» **INSTRUCTIONS FOR THE TASK**
Copy all the data exactly, except the pictures.

» **THE INPUT**
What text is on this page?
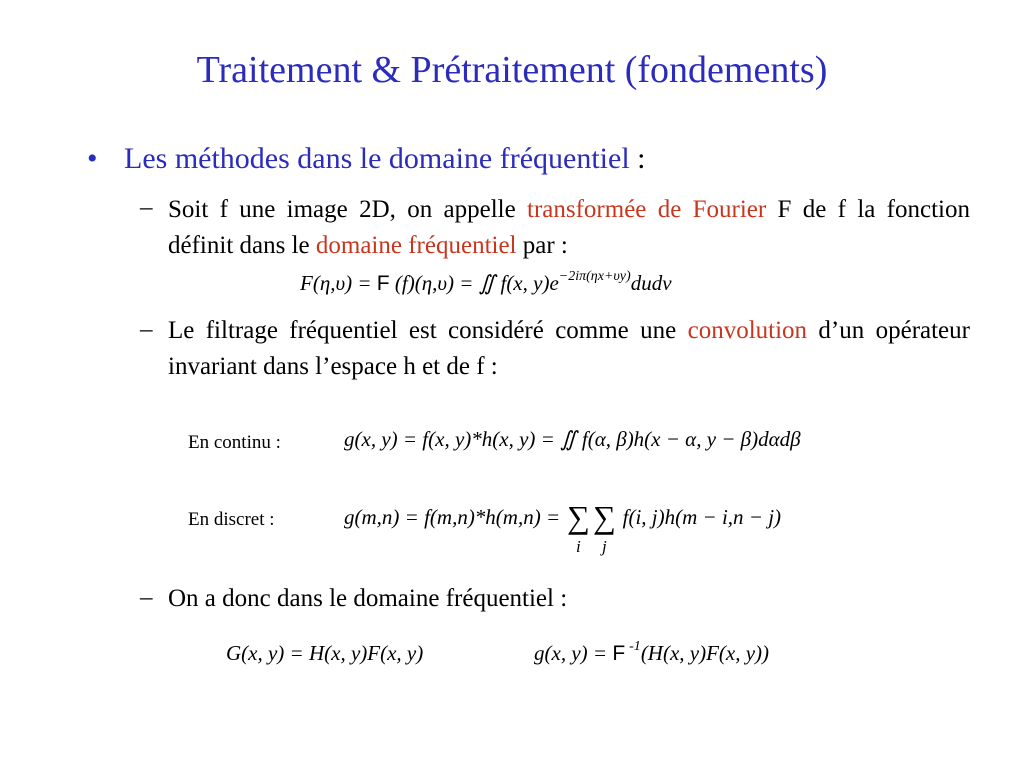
Traitement & Prétraitement (fondements)
• Les méthodes dans le domaine fréquentiel :
– Soit f une image 2D, on appelle transformée de Fourier F de f la fonction définit dans le domaine fréquentiel par :
F(η,υ) = F (f)(η,υ) = ∬ f(x, $y)e^{-2i\pi(\eta x+\upsilon y)}dudv$
– Le filtrage fréquentiel est considéré comme une convolution d’un opérateur invariant dans l’espace h et de f :
En continu :	g(x, y) = f(x, y)*h(x, y) = ∬ f(α, β)h(x − α, y − β)dαdβ
En discret :	g(m,n) = f(m,n)*h(m,n) = ∑
i
∑
j
f(i, j)h(m − i,n − j)
– On a donc dans le domaine fréquentiel :
G(x, y) = H(x, y)F(x, y)	g(x, y) = F $^{-1}$(H(x, y)F(x, y))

» **WRITTEN ANSWER**
What text is on this page?
Traitement & Prétraitement (fondements)
• Les méthodes dans le domaine fréquentiel :
– Soit f une image 2D, on appelle transformée de Fourier F de f la fonction définit dans le domaine fréquentiel par :
F(η,υ) = F (f)(η,υ) = ∬ f(x, $y)e^{-2i\pi(\eta x+\upsilon y)}dudv$
– Le filtrage fréquentiel est considéré comme une convolution d’un opérateur invariant dans l’espace h et de f :
En continu :	g(x, y) = f(x, y)*h(x, y) = ∬ f(α, β)h(x − α, y − β)dαdβ
En discret :	g(m,n) = f(m,n)*h(m,n) = ∑
i
∑
j
f(i, j)h(m − i,n − j)
– On a donc dans le domaine fréquentiel :
G(x, y) = H(x, y)F(x, y)	g(x, y) = F $^{-1}$(H(x, y)F(x, y))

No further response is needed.